▶ **WHAT YOU NEED TO DO**
Pictures do not belong in your copy. Repeat all the other data exactly.

- - -

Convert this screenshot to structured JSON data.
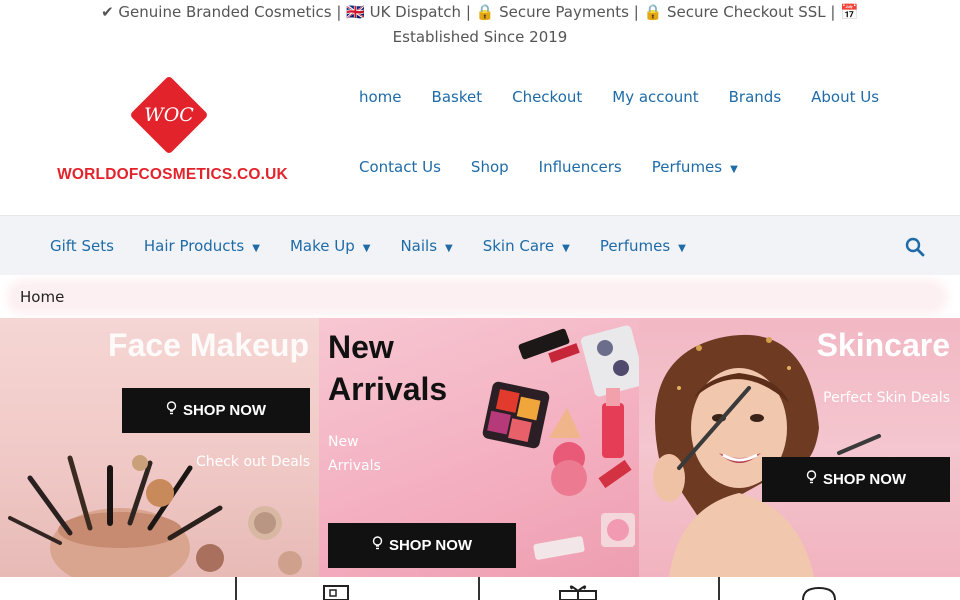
{
  "topbar": {
    "announcement": "✔ Genuine Branded Cosmetics | 🇬🇧 UK Dispatch | 🔒 Secure Payments | 🔒 Secure Checkout SSL | 📅 Established Since 2019"
  },
  "logo": {
    "mark": "WOC",
    "text": "WORLDOFCOSMETICS.CO.UK",
    "color": "#e3232b"
  },
  "primary_nav": {
    "row1": [
      "home",
      "Basket",
      "Checkout",
      "My account",
      "Brands",
      "About Us"
    ],
    "row2": [
      "Contact Us",
      "Shop",
      "Influencers",
      "Perfumes"
    ]
  },
  "category_nav": {
    "items": [
      "Gift Sets",
      "Hair Products",
      "Make Up",
      "Nails",
      "Skin Care",
      "Perfumes"
    ],
    "search_icon": "search-icon"
  },
  "breadcrumb": {
    "current": "Home"
  },
  "banners": [
    {
      "headline": "Face Makeup",
      "button": "SHOP NOW",
      "subtext": "Check out Deals"
    },
    {
      "headline": "New Arrivals",
      "subtext": "New Arrivals",
      "button": "SHOP NOW"
    },
    {
      "headline": "Skincare",
      "subtext": "Perfect Skin Deals",
      "button": "SHOP NOW"
    }
  ],
  "colors": {
    "link": "#1e6ba8",
    "brand_red": "#e3232b",
    "button_bg": "#111111"
  }
}
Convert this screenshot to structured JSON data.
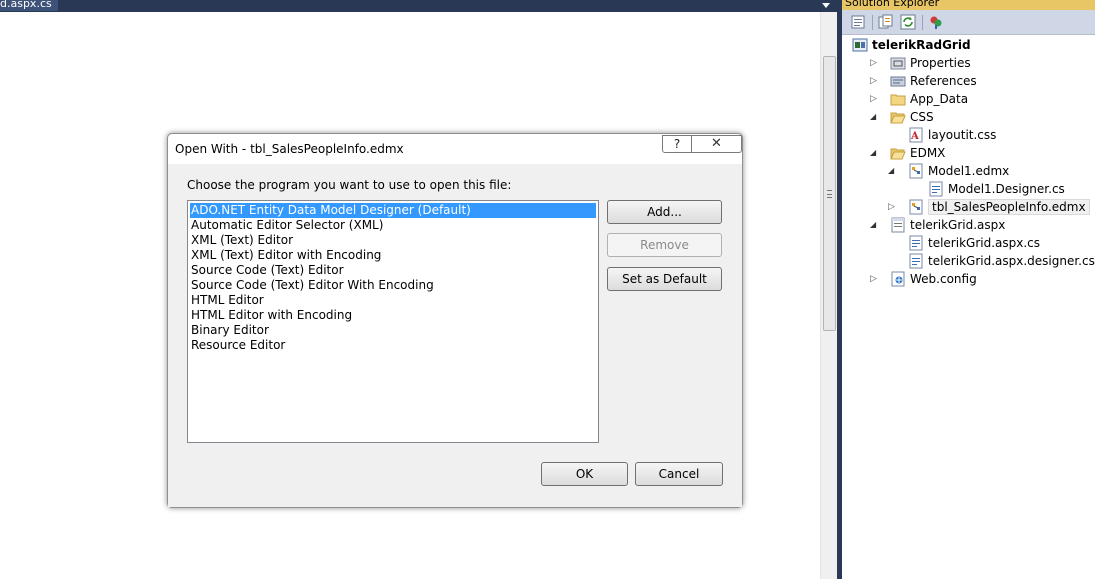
{
  "document_tab": {
    "title": "d.aspx.cs"
  },
  "solution_explorer": {
    "title": "Solution Explorer",
    "tree": [
      {
        "label": "telerikRadGrid",
        "icon": "csharp-project-icon",
        "level": 0,
        "expander": "none",
        "bold": true
      },
      {
        "label": "Properties",
        "icon": "properties-icon",
        "level": 1,
        "expander": "collapsed"
      },
      {
        "label": "References",
        "icon": "references-icon",
        "level": 1,
        "expander": "collapsed"
      },
      {
        "label": "App_Data",
        "icon": "folder-icon",
        "level": 1,
        "expander": "collapsed"
      },
      {
        "label": "CSS",
        "icon": "folder-open-icon",
        "level": 1,
        "expander": "expanded"
      },
      {
        "label": "layoutit.css",
        "icon": "css-file-icon",
        "level": 2,
        "expander": "none"
      },
      {
        "label": "EDMX",
        "icon": "folder-open-icon",
        "level": 1,
        "expander": "expanded"
      },
      {
        "label": "Model1.edmx",
        "icon": "edmx-file-icon",
        "level": 2,
        "expander": "expanded"
      },
      {
        "label": "Model1.Designer.cs",
        "icon": "cs-file-icon",
        "level": 3,
        "expander": "none"
      },
      {
        "label": "tbl_SalesPeopleInfo.edmx",
        "icon": "edmx-file-icon",
        "level": 2,
        "expander": "collapsed",
        "selected": true
      },
      {
        "label": "telerikGrid.aspx",
        "icon": "aspx-file-icon",
        "level": 1,
        "expander": "expanded"
      },
      {
        "label": "telerikGrid.aspx.cs",
        "icon": "cs-file-icon",
        "level": 2,
        "expander": "none"
      },
      {
        "label": "telerikGrid.aspx.designer.cs",
        "icon": "cs-file-icon",
        "level": 2,
        "expander": "none"
      },
      {
        "label": "Web.config",
        "icon": "config-file-icon",
        "level": 1,
        "expander": "collapsed"
      }
    ]
  },
  "dialog": {
    "title": "Open With - tbl_SalesPeopleInfo.edmx",
    "help_label": "?",
    "close_label": "✕",
    "prompt": "Choose the program you want to use to open this file:",
    "programs": [
      "ADO.NET Entity Data Model Designer (Default)",
      "Automatic Editor Selector (XML)",
      "XML (Text) Editor",
      "XML (Text) Editor with Encoding",
      "Source Code (Text) Editor",
      "Source Code (Text) Editor With Encoding",
      "HTML Editor",
      "HTML Editor with Encoding",
      "Binary Editor",
      "Resource Editor"
    ],
    "selected_index": 0,
    "add_label": "Add...",
    "remove_label": "Remove",
    "set_default_label": "Set as Default",
    "ok_label": "OK",
    "cancel_label": "Cancel"
  },
  "colors": {
    "selection": "#3399ff",
    "vs_chrome": "#293955",
    "se_title": "#e8c666"
  }
}
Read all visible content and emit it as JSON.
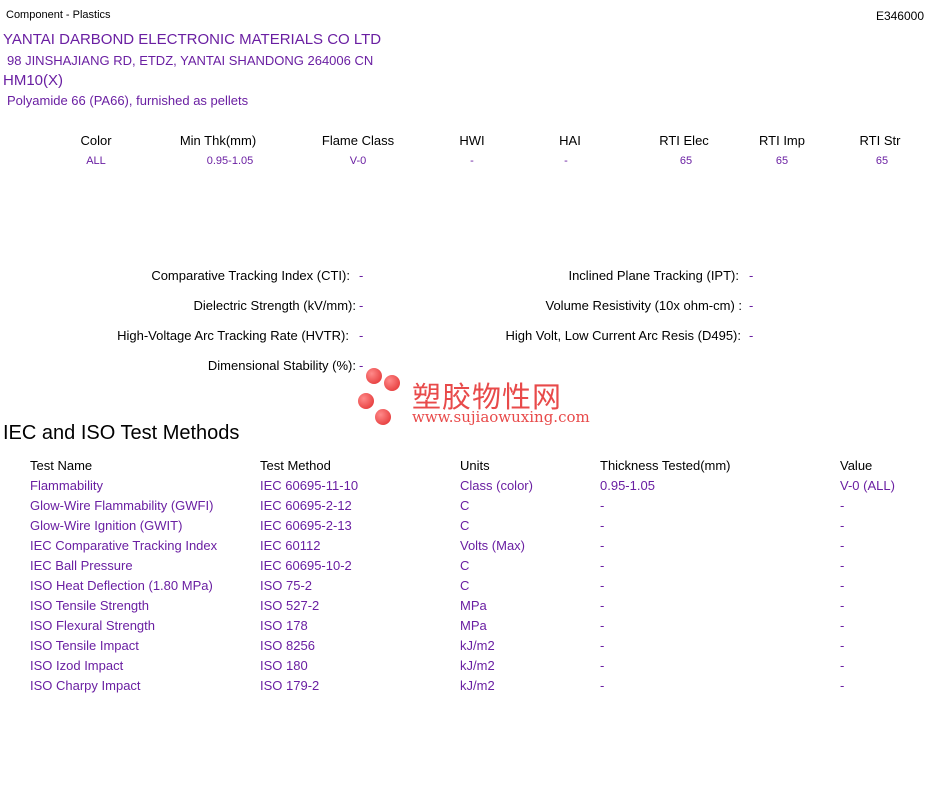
{
  "header": {
    "category": "Component - Plastics",
    "file_number": "E346000"
  },
  "company": {
    "name": "YANTAI DARBOND ELECTRONIC MATERIALS CO LTD",
    "address": "98 JINSHAJIANG RD, ETDZ, YANTAI  SHANDONG  264006 CN"
  },
  "product": {
    "grade": "HM10(X)",
    "description": "Polyamide 66 (PA66), furnished as pellets"
  },
  "properties": {
    "headers": [
      "Color",
      "Min Thk(mm)",
      "Flame Class",
      "HWI",
      "HAI",
      "RTI Elec",
      "RTI Imp",
      "RTI Str"
    ],
    "values": [
      "ALL",
      "0.95-1.05",
      "V-0",
      "-",
      "-",
      "65",
      "65",
      "65"
    ]
  },
  "electrical": {
    "left": [
      {
        "label": "Comparative Tracking Index (CTI):",
        "value": "-"
      },
      {
        "label": "Dielectric Strength (kV/mm):",
        "value": "-"
      },
      {
        "label": "High-Voltage Arc Tracking Rate (HVTR):",
        "value": "-"
      },
      {
        "label": "Dimensional Stability (%):",
        "value": "-"
      }
    ],
    "right": [
      {
        "label": "Inclined Plane Tracking (IPT):",
        "value": "-"
      },
      {
        "label": "Volume Resistivity (10x ohm-cm) :",
        "value": "-"
      },
      {
        "label": "High Volt, Low Current Arc Resis (D495):",
        "value": "-"
      }
    ]
  },
  "watermark": {
    "text_cn": "塑胶物性网",
    "url": "www.sujiaowuxing.com",
    "color": "#e84a4a"
  },
  "iec": {
    "title": "IEC and ISO Test Methods",
    "headers": [
      "Test Name",
      "Test Method",
      "Units",
      "Thickness Tested(mm)",
      "Value"
    ],
    "rows": [
      [
        "Flammability",
        "IEC 60695-11-10",
        "Class (color)",
        "0.95-1.05",
        "V-0 (ALL)"
      ],
      [
        "Glow-Wire Flammability (GWFI)",
        "IEC 60695-2-12",
        "C",
        "-",
        "-"
      ],
      [
        "Glow-Wire Ignition (GWIT)",
        "IEC 60695-2-13",
        "C",
        "-",
        "-"
      ],
      [
        "IEC Comparative Tracking Index",
        "IEC 60112",
        "Volts (Max)",
        "-",
        "-"
      ],
      [
        "IEC Ball Pressure",
        "IEC 60695-10-2",
        "C",
        "-",
        "-"
      ],
      [
        "ISO Heat Deflection (1.80 MPa)",
        "ISO 75-2",
        "C",
        "-",
        "-"
      ],
      [
        "ISO Tensile Strength",
        "ISO 527-2",
        "MPa",
        "-",
        "-"
      ],
      [
        "ISO Flexural Strength",
        "ISO 178",
        "MPa",
        "-",
        "-"
      ],
      [
        "ISO Tensile Impact",
        "ISO 8256",
        "kJ/m2",
        "-",
        "-"
      ],
      [
        "ISO Izod Impact",
        "ISO 180",
        "kJ/m2",
        "-",
        "-"
      ],
      [
        "ISO Charpy Impact",
        "ISO 179-2",
        "kJ/m2",
        "-",
        "-"
      ]
    ]
  },
  "colors": {
    "value_text": "#6a1fa2",
    "label_text": "#000000"
  }
}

- - -

▶ **EXERCISE RESULT**
Convert this screenshot to structured JSON data.
{
  "topbar": {
    "announcement": "✔ Genuine Branded Cosmetics | 🇬🇧 UK Dispatch | 🔒 Secure Payments | 🔒 Secure Checkout SSL | 📅 Established Since 2019"
  },
  "logo": {
    "mark": "WOC",
    "text": "WORLDOFCOSMETICS.CO.UK",
    "color": "#e3232b"
  },
  "primary_nav": {
    "row1": [
      "home",
      "Basket",
      "Checkout",
      "My account",
      "Brands",
      "About Us"
    ],
    "row2": [
      "Contact Us",
      "Shop",
      "Influencers",
      "Perfumes"
    ]
  },
  "category_nav": {
    "items": [
      "Gift Sets",
      "Hair Products",
      "Make Up",
      "Nails",
      "Skin Care",
      "Perfumes"
    ],
    "search_icon": "search-icon"
  },
  "breadcrumb": {
    "current": "Home"
  },
  "banners": [
    {
      "headline": "Face Makeup",
      "button": "SHOP NOW",
      "subtext": "Check out Deals"
    },
    {
      "headline": "New Arrivals",
      "subtext": "New Arrivals",
      "button": "SHOP NOW"
    },
    {
      "headline": "Skincare",
      "subtext": "Perfect Skin Deals",
      "button": "SHOP NOW"
    }
  ],
  "colors": {
    "link": "#1e6ba8",
    "brand_red": "#e3232b",
    "button_bg": "#111111"
  }
}
Convert this screenshot to structured JSON data.
{
  "document_tab": {
    "title": "d.aspx.cs"
  },
  "solution_explorer": {
    "title": "Solution Explorer",
    "tree": [
      {
        "label": "telerikRadGrid",
        "icon": "csharp-project-icon",
        "level": 0,
        "expander": "none",
        "bold": true
      },
      {
        "label": "Properties",
        "icon": "properties-icon",
        "level": 1,
        "expander": "collapsed"
      },
      {
        "label": "References",
        "icon": "references-icon",
        "level": 1,
        "expander": "collapsed"
      },
      {
        "label": "App_Data",
        "icon": "folder-icon",
        "level": 1,
        "expander": "collapsed"
      },
      {
        "label": "CSS",
        "icon": "folder-open-icon",
        "level": 1,
        "expander": "expanded"
      },
      {
        "label": "layoutit.css",
        "icon": "css-file-icon",
        "level": 2,
        "expander": "none"
      },
      {
        "label": "EDMX",
        "icon": "folder-open-icon",
        "level": 1,
        "expander": "expanded"
      },
      {
        "label": "Model1.edmx",
        "icon": "edmx-file-icon",
        "level": 2,
        "expander": "expanded"
      },
      {
        "label": "Model1.Designer.cs",
        "icon": "cs-file-icon",
        "level": 3,
        "expander": "none"
      },
      {
        "label": "tbl_SalesPeopleInfo.edmx",
        "icon": "edmx-file-icon",
        "level": 2,
        "expander": "collapsed",
        "selected": true
      },
      {
        "label": "telerikGrid.aspx",
        "icon": "aspx-file-icon",
        "level": 1,
        "expander": "expanded"
      },
      {
        "label": "telerikGrid.aspx.cs",
        "icon": "cs-file-icon",
        "level": 2,
        "expander": "none"
      },
      {
        "label": "telerikGrid.aspx.designer.cs",
        "icon": "cs-file-icon",
        "level": 2,
        "expander": "none"
      },
      {
        "label": "Web.config",
        "icon": "config-file-icon",
        "level": 1,
        "expander": "collapsed"
      }
    ]
  },
  "dialog": {
    "title": "Open With - tbl_SalesPeopleInfo.edmx",
    "help_label": "?",
    "close_label": "✕",
    "prompt": "Choose the program you want to use to open this file:",
    "programs": [
      "ADO.NET Entity Data Model Designer (Default)",
      "Automatic Editor Selector (XML)",
      "XML (Text) Editor",
      "XML (Text) Editor with Encoding",
      "Source Code (Text) Editor",
      "Source Code (Text) Editor With Encoding",
      "HTML Editor",
      "HTML Editor with Encoding",
      "Binary Editor",
      "Resource Editor"
    ],
    "selected_index": 0,
    "add_label": "Add...",
    "remove_label": "Remove",
    "set_default_label": "Set as Default",
    "ok_label": "OK",
    "cancel_label": "Cancel"
  },
  "colors": {
    "selection": "#3399ff",
    "vs_chrome": "#293955",
    "se_title": "#e8c666"
  }
}
Read all visible content and emit it as JSON.
{
  "header": {
    "category": "Component - Plastics",
    "file_number": "E346000"
  },
  "company": {
    "name": "YANTAI DARBOND ELECTRONIC MATERIALS CO LTD",
    "address": "98 JINSHAJIANG RD, ETDZ, YANTAI  SHANDONG  264006 CN"
  },
  "product": {
    "grade": "HM10(X)",
    "description": "Polyamide 66 (PA66), furnished as pellets"
  },
  "properties": {
    "headers": [
      "Color",
      "Min Thk(mm)",
      "Flame Class",
      "HWI",
      "HAI",
      "RTI Elec",
      "RTI Imp",
      "RTI Str"
    ],
    "values": [
      "ALL",
      "0.95-1.05",
      "V-0",
      "-",
      "-",
      "65",
      "65",
      "65"
    ]
  },
  "electrical": {
    "left": [
      {
        "label": "Comparative Tracking Index (CTI):",
        "value": "-"
      },
      {
        "label": "Dielectric Strength (kV/mm):",
        "value": "-"
      },
      {
        "label": "High-Voltage Arc Tracking Rate (HVTR):",
        "value": "-"
      },
      {
        "label": "Dimensional Stability (%):",
        "value": "-"
      }
    ],
    "right": [
      {
        "label": "Inclined Plane Tracking (IPT):",
        "value": "-"
      },
      {
        "label": "Volume Resistivity (10x ohm-cm) :",
        "value": "-"
      },
      {
        "label": "High Volt, Low Current Arc Resis (D495):",
        "value": "-"
      }
    ]
  },
  "watermark": {
    "text_cn": "塑胶物性网",
    "url": "www.sujiaowuxing.com",
    "color": "#e84a4a"
  },
  "iec": {
    "title": "IEC and ISO Test Methods",
    "headers": [
      "Test Name",
      "Test Method",
      "Units",
      "Thickness Tested(mm)",
      "Value"
    ],
    "rows": [
      [
        "Flammability",
        "IEC 60695-11-10",
        "Class (color)",
        "0.95-1.05",
        "V-0 (ALL)"
      ],
      [
        "Glow-Wire Flammability (GWFI)",
        "IEC 60695-2-12",
        "C",
        "-",
        "-"
      ],
      [
        "Glow-Wire Ignition (GWIT)",
        "IEC 60695-2-13",
        "C",
        "-",
        "-"
      ],
      [
        "IEC Comparative Tracking Index",
        "IEC 60112",
        "Volts (Max)",
        "-",
        "-"
      ],
      [
        "IEC Ball Pressure",
        "IEC 60695-10-2",
        "C",
        "-",
        "-"
      ],
      [
        "ISO Heat Deflection (1.80 MPa)",
        "ISO 75-2",
        "C",
        "-",
        "-"
      ],
      [
        "ISO Tensile Strength",
        "ISO 527-2",
        "MPa",
        "-",
        "-"
      ],
      [
        "ISO Flexural Strength",
        "ISO 178",
        "MPa",
        "-",
        "-"
      ],
      [
        "ISO Tensile Impact",
        "ISO 8256",
        "kJ/m2",
        "-",
        "-"
      ],
      [
        "ISO Izod Impact",
        "ISO 180",
        "kJ/m2",
        "-",
        "-"
      ],
      [
        "ISO Charpy Impact",
        "ISO 179-2",
        "kJ/m2",
        "-",
        "-"
      ]
    ]
  },
  "colors": {
    "value_text": "#6a1fa2",
    "label_text": "#000000"
  }
}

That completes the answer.